**Reading passage:**
━━━
Ohio Development Services Director David Goodman
Ohio Development Services Director David Goodman Photo credit: Paul Fuhr

Ohio has launched a landmark contest to help combat the U.S. opioid epidemic. The Buckeye State, one of the hardest hit in the crisis, is seeking technological solutions to the problem.

Spearheaded by Ohio Third Frontier, the Ohio Opioid Technology Challenge is an $8 million effort to create technological and scientific innovations—a direct answer to Gov. John Kasich’s pledge to aggressively address the crisis.

“Many of us know a family member, a friend or a relative who’s been affected [by the epidemic],” Development Services Director David Goodman said at a press conference. Solutions can come from anywhere, Goodman insisted, and he hopes the competition will spur out-of-the-box thinking for an otherwise out-of-control problem. “Ohio wants everyone’s help in identifying new ideas that can be brought into the fight.”

Goodman said the challenge will be rolled out in three phases: idea, challenge, and product. During the idea phase (open now through Dec. 15) everyone from researchers to entrepreneurs are invited to submit concepts. The top five entrants will be awarded $10,000 each, with a $500 cash-prize lottery for the 40 runners-up. Experts, tech teams, and think tanks alike will then be invited to participate in the challenge phase, which calls for detailed plans to bring the best ideas to life. Those winners will receive $100,000 to fund further development.

“This is a tool,” Goodman said of the competition. “[It’s] an opportunity to have a forum with folks from all over the world, the billions of people that live on this planet who are aware of this [epidemic] and who have that light bulb go off in their head: ‘I have this idea, I've told people about it, I don't know what to do with it.’”
━━━
**Work to complete:**
a – In the article about Ohio's opioid technology contest, how much will each of the top five entrants in the idea phase receive?
b – Carry on the article about Ohio's opioid technology contest, starting right after its final sentence.

(Stored items)
━━━
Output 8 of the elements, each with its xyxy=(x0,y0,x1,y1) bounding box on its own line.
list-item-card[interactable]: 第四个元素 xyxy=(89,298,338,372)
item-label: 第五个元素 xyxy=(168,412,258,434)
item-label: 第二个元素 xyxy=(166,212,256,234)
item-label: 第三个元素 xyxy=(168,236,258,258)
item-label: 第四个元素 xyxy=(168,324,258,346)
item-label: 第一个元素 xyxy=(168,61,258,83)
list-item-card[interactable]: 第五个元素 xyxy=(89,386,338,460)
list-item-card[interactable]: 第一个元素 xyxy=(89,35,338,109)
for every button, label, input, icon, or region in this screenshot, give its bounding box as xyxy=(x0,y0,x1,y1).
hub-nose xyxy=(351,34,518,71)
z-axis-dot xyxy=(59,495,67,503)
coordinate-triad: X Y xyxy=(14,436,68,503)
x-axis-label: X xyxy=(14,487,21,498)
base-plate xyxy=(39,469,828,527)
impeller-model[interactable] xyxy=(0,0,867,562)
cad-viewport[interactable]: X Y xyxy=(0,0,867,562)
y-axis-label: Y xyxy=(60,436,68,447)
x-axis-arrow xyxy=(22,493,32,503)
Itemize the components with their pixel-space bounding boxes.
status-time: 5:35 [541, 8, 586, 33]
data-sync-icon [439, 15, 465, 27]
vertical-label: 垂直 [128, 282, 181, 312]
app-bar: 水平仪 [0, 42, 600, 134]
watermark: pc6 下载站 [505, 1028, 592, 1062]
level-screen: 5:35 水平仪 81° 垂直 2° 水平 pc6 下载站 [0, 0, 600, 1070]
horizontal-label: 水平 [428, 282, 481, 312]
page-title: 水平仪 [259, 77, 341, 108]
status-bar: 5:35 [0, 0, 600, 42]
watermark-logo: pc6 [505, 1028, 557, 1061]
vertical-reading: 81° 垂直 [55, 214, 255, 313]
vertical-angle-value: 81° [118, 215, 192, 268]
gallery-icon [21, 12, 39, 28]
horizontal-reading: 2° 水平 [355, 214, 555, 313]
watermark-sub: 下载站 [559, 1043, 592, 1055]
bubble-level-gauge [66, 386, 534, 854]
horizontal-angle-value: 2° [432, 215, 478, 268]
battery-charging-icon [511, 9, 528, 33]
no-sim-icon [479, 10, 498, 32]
━━━
**Outputs for the tasks:**
a – $10,000 each.

b –
Cleveland-based NineSigma was selected to coordinate the contest. As Goodman described the firm: “They specialize in working with difficult problems and reaching outside the walls and borders and the industries that they’re normally in.”

NineSigma’s CEO Andy Zynga said one inspiration for the opioid challenge was the Head Health Challenge—a joint effort between the NFL, GE and Under Armour to develop safer, more technically advanced football helmets.

Zynga said 1,000 unique solutions were pitched in the Head Health Challenge, with concepts ranging from Star Trek-like tricorders to blood tests that checked for brain injury markers. “Who knows? There may be a technology from food and beverage that has high-impact polymers that can be used for something like this," the CEO said. "Breakthroughs are shown to happen when you have technologies from other domains that are applied in different ways in the innovators' domain.”

The press conference also included presentations from Dr. Sara McIntosh, the medical director of Maryhaven (Central Ohio’s oldest treatment center), as well as Dr. Nicole Wadsworth of Ohio University. Both of them imparted their ground-level experiences with opioid addiction. Dr. Wadsworth, for one, related a story of meeting someone she’d once denied opioids to, only to have him return years later to thank her for setting him on a path to recovery. “I was shocked,” she laughed. “It’s rare that I’m ever thanked for not giving a patient what they want.” For her part, Dr. McIntosh pressed for better education and research, as well as buprenorphine-related changes in physician licensure. 

Goodman also welcomed Jacqueline Lewis, the mother of a 29-year-old man with opioid addiction, to the stage. She recounted the “dark journey” that cost her nearly everything, including her home. Her son, who’d been diagnosed with scoliosis, was prescribed painkillers, muscle relaxants and anxiety pills in middle school. “I never questioned anything at the time,” she said. “We just trusted doctors. But that’s what started his struggle.”

She’s now fiercely dedicated to getting the message out about addiction to other parents. “I hid this for so long and I didn’t want people to know. Now, I want people to know that this isn’t a choice,” she said. “It’s important to educate people for what to look for: the behaviors and the signs and what it means to find something in your child’s room. It can be something so simple, too.”

And while Lewis was describing her optimism for opioid awareness, she could have been describing the Ohio Technology Challenge, too: “The sky’s the limit.”